Aim of the exercise: Write out each line from the data below that includes the word "JSON".

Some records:
⟨

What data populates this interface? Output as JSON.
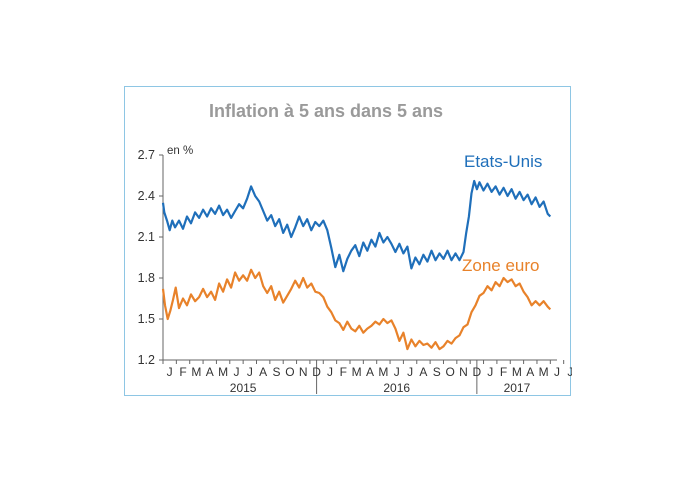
{
  "chart_data": {
    "type": "line",
    "title": "Inflation à 5 ans dans 5 ans",
    "ylabel": "en %",
    "xlabel": "",
    "ylim": [
      1.2,
      2.7
    ],
    "yticks": [
      "2.7",
      "2.4",
      "2.1",
      "1.8",
      "1.5",
      "1.2"
    ],
    "xlim": [
      0,
      29.5
    ],
    "x_month_ticks": [
      "J",
      "F",
      "M",
      "A",
      "M",
      "J",
      "J",
      "A",
      "S",
      "O",
      "N",
      "D",
      "J",
      "F",
      "M",
      "A",
      "M",
      "J",
      "J",
      "A",
      "S",
      "O",
      "N",
      "D",
      "J",
      "F",
      "M",
      "A",
      "M",
      "J",
      "J"
    ],
    "years": [
      {
        "label": "2015",
        "center": 6
      },
      {
        "label": "2016",
        "center": 17.5
      },
      {
        "label": "2017",
        "center": 26.5
      }
    ],
    "year_separators": [
      11.5,
      23.5
    ],
    "x_unit": "months since Jan 2015",
    "series": [
      {
        "name": "Etats-Unis",
        "color": "#1f6fba",
        "x": [
          0,
          0.1,
          0.3,
          0.5,
          0.7,
          0.9,
          1.2,
          1.5,
          1.8,
          2.1,
          2.4,
          2.7,
          3.0,
          3.3,
          3.6,
          3.9,
          4.2,
          4.5,
          4.8,
          5.1,
          5.4,
          5.7,
          6.0,
          6.3,
          6.6,
          6.9,
          7.2,
          7.5,
          7.8,
          8.1,
          8.4,
          8.7,
          9.0,
          9.3,
          9.6,
          9.9,
          10.2,
          10.5,
          10.8,
          11.1,
          11.4,
          11.7,
          12.0,
          12.3,
          12.6,
          12.9,
          13.2,
          13.5,
          13.8,
          14.1,
          14.4,
          14.7,
          15.0,
          15.3,
          15.6,
          15.9,
          16.2,
          16.5,
          16.8,
          17.1,
          17.4,
          17.7,
          18.0,
          18.3,
          18.6,
          18.9,
          19.2,
          19.5,
          19.8,
          20.1,
          20.4,
          20.7,
          21.0,
          21.3,
          21.6,
          21.9,
          22.2,
          22.5,
          22.7,
          22.9,
          23.1,
          23.3,
          23.5,
          23.7,
          24.0,
          24.3,
          24.6,
          24.9,
          25.2,
          25.5,
          25.8,
          26.1,
          26.4,
          26.7,
          27.0,
          27.3,
          27.6,
          27.9,
          28.2,
          28.5,
          28.8,
          29.0
        ],
        "values": [
          2.35,
          2.28,
          2.22,
          2.15,
          2.22,
          2.17,
          2.22,
          2.16,
          2.25,
          2.2,
          2.28,
          2.24,
          2.3,
          2.25,
          2.31,
          2.27,
          2.33,
          2.26,
          2.3,
          2.24,
          2.29,
          2.34,
          2.31,
          2.38,
          2.47,
          2.4,
          2.36,
          2.29,
          2.22,
          2.26,
          2.18,
          2.23,
          2.13,
          2.19,
          2.1,
          2.17,
          2.25,
          2.18,
          2.23,
          2.15,
          2.21,
          2.18,
          2.22,
          2.15,
          2.02,
          1.88,
          1.97,
          1.85,
          1.94,
          2.0,
          2.04,
          1.96,
          2.06,
          2.0,
          2.08,
          2.03,
          2.13,
          2.06,
          2.1,
          2.05,
          1.99,
          2.05,
          1.98,
          2.03,
          1.87,
          1.95,
          1.9,
          1.97,
          1.92,
          2.0,
          1.93,
          1.98,
          1.94,
          2.0,
          1.93,
          1.98,
          1.93,
          1.99,
          2.13,
          2.25,
          2.42,
          2.51,
          2.45,
          2.5,
          2.44,
          2.49,
          2.43,
          2.47,
          2.41,
          2.46,
          2.4,
          2.45,
          2.38,
          2.43,
          2.37,
          2.41,
          2.34,
          2.39,
          2.32,
          2.36,
          2.27,
          2.25
        ]
      },
      {
        "name": "Zone euro",
        "color": "#e8822a",
        "x": [
          0,
          0.15,
          0.35,
          0.55,
          0.75,
          0.95,
          1.2,
          1.5,
          1.8,
          2.1,
          2.4,
          2.7,
          3.0,
          3.3,
          3.6,
          3.9,
          4.2,
          4.5,
          4.8,
          5.1,
          5.4,
          5.7,
          6.0,
          6.3,
          6.6,
          6.9,
          7.2,
          7.5,
          7.8,
          8.1,
          8.4,
          8.7,
          9.0,
          9.3,
          9.6,
          9.9,
          10.2,
          10.5,
          10.8,
          11.1,
          11.4,
          11.7,
          12.0,
          12.3,
          12.6,
          12.9,
          13.2,
          13.5,
          13.8,
          14.1,
          14.4,
          14.7,
          15.0,
          15.3,
          15.6,
          15.9,
          16.2,
          16.5,
          16.8,
          17.1,
          17.4,
          17.7,
          18.0,
          18.3,
          18.6,
          18.9,
          19.2,
          19.5,
          19.8,
          20.1,
          20.4,
          20.7,
          21.0,
          21.3,
          21.6,
          21.9,
          22.2,
          22.5,
          22.8,
          23.1,
          23.4,
          23.7,
          24.0,
          24.3,
          24.6,
          24.9,
          25.2,
          25.5,
          25.8,
          26.1,
          26.4,
          26.7,
          27.0,
          27.3,
          27.6,
          27.9,
          28.2,
          28.5,
          28.8,
          29.0
        ],
        "values": [
          1.72,
          1.6,
          1.5,
          1.56,
          1.64,
          1.73,
          1.58,
          1.65,
          1.6,
          1.68,
          1.63,
          1.66,
          1.72,
          1.66,
          1.7,
          1.64,
          1.76,
          1.7,
          1.79,
          1.73,
          1.84,
          1.78,
          1.82,
          1.78,
          1.86,
          1.8,
          1.84,
          1.74,
          1.69,
          1.74,
          1.64,
          1.7,
          1.62,
          1.67,
          1.72,
          1.78,
          1.73,
          1.8,
          1.73,
          1.76,
          1.7,
          1.69,
          1.66,
          1.59,
          1.55,
          1.49,
          1.47,
          1.42,
          1.48,
          1.43,
          1.41,
          1.45,
          1.4,
          1.43,
          1.45,
          1.48,
          1.46,
          1.5,
          1.47,
          1.49,
          1.43,
          1.34,
          1.4,
          1.28,
          1.35,
          1.3,
          1.34,
          1.31,
          1.32,
          1.29,
          1.33,
          1.28,
          1.3,
          1.34,
          1.32,
          1.36,
          1.38,
          1.44,
          1.46,
          1.55,
          1.6,
          1.67,
          1.69,
          1.74,
          1.71,
          1.77,
          1.74,
          1.8,
          1.77,
          1.79,
          1.74,
          1.76,
          1.7,
          1.66,
          1.6,
          1.63,
          1.6,
          1.63,
          1.59,
          1.57
        ]
      }
    ]
  }
}
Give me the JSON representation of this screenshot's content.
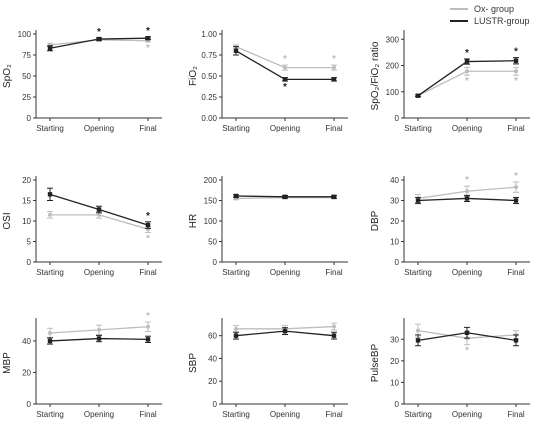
{
  "legend": {
    "position": "top-right",
    "entries": [
      {
        "name": "Ox- group",
        "color": "#bdbdbd"
      },
      {
        "name": "LUSTR-group",
        "color": "#222222"
      }
    ]
  },
  "colors": {
    "ox": "#bdbdbd",
    "lustr": "#222222"
  },
  "chart_data": [
    {
      "type": "line",
      "ylabel": "SpO₂",
      "ylim": [
        0,
        100
      ],
      "yticks": [
        0,
        25,
        50,
        75,
        100
      ],
      "categories": [
        "Starting",
        "Opening",
        "Final"
      ],
      "series": [
        {
          "name": "Ox- group",
          "values": [
            87,
            93,
            92
          ],
          "err": [
            2,
            1.5,
            1.5
          ],
          "sig": [
            "",
            "",
            "*"
          ]
        },
        {
          "name": "LUSTR-group",
          "values": [
            83,
            94,
            95
          ],
          "err": [
            3,
            1.5,
            1.5
          ],
          "sig": [
            "",
            "*",
            "*"
          ]
        }
      ]
    },
    {
      "type": "line",
      "ylabel": "FiO₂",
      "ylim": [
        0,
        1
      ],
      "yticks": [
        0.0,
        0.25,
        0.5,
        0.75,
        1.0
      ],
      "ytick_labels": [
        "0.00",
        "0.25",
        "0.50",
        "0.75",
        "1.00"
      ],
      "categories": [
        "Starting",
        "Opening",
        "Final"
      ],
      "series": [
        {
          "name": "Ox- group",
          "values": [
            0.85,
            0.6,
            0.6
          ],
          "err": [
            0.02,
            0.03,
            0.03
          ],
          "sig": [
            "",
            "*",
            "*"
          ]
        },
        {
          "name": "LUSTR-group",
          "values": [
            0.8,
            0.46,
            0.46
          ],
          "err": [
            0.05,
            0.02,
            0.02
          ],
          "sig": [
            "",
            "*",
            ""
          ]
        }
      ]
    },
    {
      "type": "line",
      "ylabel": "SpO₂/FiO₂ ratio",
      "ylim": [
        0,
        320
      ],
      "yticks": [
        0,
        100,
        200,
        300
      ],
      "categories": [
        "Starting",
        "Opening",
        "Final"
      ],
      "series": [
        {
          "name": "Ox- group",
          "values": [
            85,
            178,
            178
          ],
          "err": [
            5,
            15,
            15
          ],
          "sig": [
            "",
            "*",
            "*"
          ]
        },
        {
          "name": "LUSTR-group",
          "values": [
            85,
            215,
            218
          ],
          "err": [
            3,
            10,
            12
          ],
          "sig": [
            "",
            "*",
            "*"
          ]
        }
      ]
    },
    {
      "type": "line",
      "ylabel": "OSI",
      "ylim": [
        0,
        20
      ],
      "yticks": [
        0,
        5,
        10,
        15,
        20
      ],
      "categories": [
        "Starting",
        "Opening",
        "Final"
      ],
      "series": [
        {
          "name": "Ox- group",
          "values": [
            11.5,
            11.5,
            8
          ],
          "err": [
            0.8,
            0.8,
            0.8
          ],
          "sig": [
            "",
            "",
            "*"
          ]
        },
        {
          "name": "LUSTR-group",
          "values": [
            16.5,
            12.8,
            9
          ],
          "err": [
            1.5,
            0.8,
            0.8
          ],
          "sig": [
            "",
            "",
            "*"
          ]
        }
      ]
    },
    {
      "type": "line",
      "ylabel": "HR",
      "ylim": [
        0,
        200
      ],
      "yticks": [
        0,
        50,
        100,
        150,
        200
      ],
      "categories": [
        "Starting",
        "Opening",
        "Final"
      ],
      "series": [
        {
          "name": "Ox- group",
          "values": [
            155,
            157,
            157
          ],
          "err": [
            3,
            3,
            3
          ],
          "sig": [
            "",
            "",
            ""
          ]
        },
        {
          "name": "LUSTR-group",
          "values": [
            161,
            159,
            159
          ],
          "err": [
            3,
            3,
            3
          ],
          "sig": [
            "",
            "",
            ""
          ]
        }
      ]
    },
    {
      "type": "line",
      "ylabel": "DBP",
      "ylim": [
        0,
        40
      ],
      "yticks": [
        0,
        10,
        20,
        30,
        40
      ],
      "categories": [
        "Starting",
        "Opening",
        "Final"
      ],
      "series": [
        {
          "name": "Ox- group",
          "values": [
            31,
            34.5,
            36.5
          ],
          "err": [
            2,
            2.5,
            2.5
          ],
          "sig": [
            "",
            "*",
            "*"
          ]
        },
        {
          "name": "LUSTR-group",
          "values": [
            30,
            31,
            30
          ],
          "err": [
            1.5,
            1.5,
            1.5
          ],
          "sig": [
            "",
            "",
            ""
          ]
        }
      ]
    },
    {
      "type": "line",
      "ylabel": "MBP",
      "ylim": [
        0,
        52
      ],
      "yticks": [
        0,
        20,
        40
      ],
      "categories": [
        "Starting",
        "Opening",
        "Final"
      ],
      "series": [
        {
          "name": "Ox- group",
          "values": [
            45,
            47,
            49
          ],
          "err": [
            3,
            3,
            3
          ],
          "sig": [
            "",
            "",
            "*"
          ]
        },
        {
          "name": "LUSTR-group",
          "values": [
            40,
            41.5,
            41
          ],
          "err": [
            2,
            2,
            2
          ],
          "sig": [
            "",
            "",
            ""
          ]
        }
      ]
    },
    {
      "type": "line",
      "ylabel": "SBP",
      "ylim": [
        0,
        72
      ],
      "yticks": [
        0,
        20,
        40,
        60
      ],
      "categories": [
        "Starting",
        "Opening",
        "Final"
      ],
      "series": [
        {
          "name": "Ox- group",
          "values": [
            66,
            66,
            68
          ],
          "err": [
            3,
            3,
            3
          ],
          "sig": [
            "",
            "",
            ""
          ]
        },
        {
          "name": "LUSTR-group",
          "values": [
            60,
            64,
            60
          ],
          "err": [
            3,
            3,
            3
          ],
          "sig": [
            "",
            "",
            ""
          ]
        }
      ]
    },
    {
      "type": "line",
      "ylabel": "PulseBP",
      "ylim": [
        0,
        38
      ],
      "yticks": [
        0,
        10,
        20,
        30
      ],
      "categories": [
        "Starting",
        "Opening",
        "Final"
      ],
      "series": [
        {
          "name": "Ox- group",
          "values": [
            34,
            30.5,
            32
          ],
          "err": [
            3,
            3,
            2
          ],
          "sig": [
            "",
            "*",
            ""
          ]
        },
        {
          "name": "LUSTR-group",
          "values": [
            29.5,
            33,
            29.5
          ],
          "err": [
            2.5,
            2.5,
            2.5
          ],
          "sig": [
            "",
            "",
            ""
          ]
        }
      ]
    }
  ]
}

⟩

Task result:
What data populates this interface? Output as JSON.
Give me the JSON representation of this screenshot's content.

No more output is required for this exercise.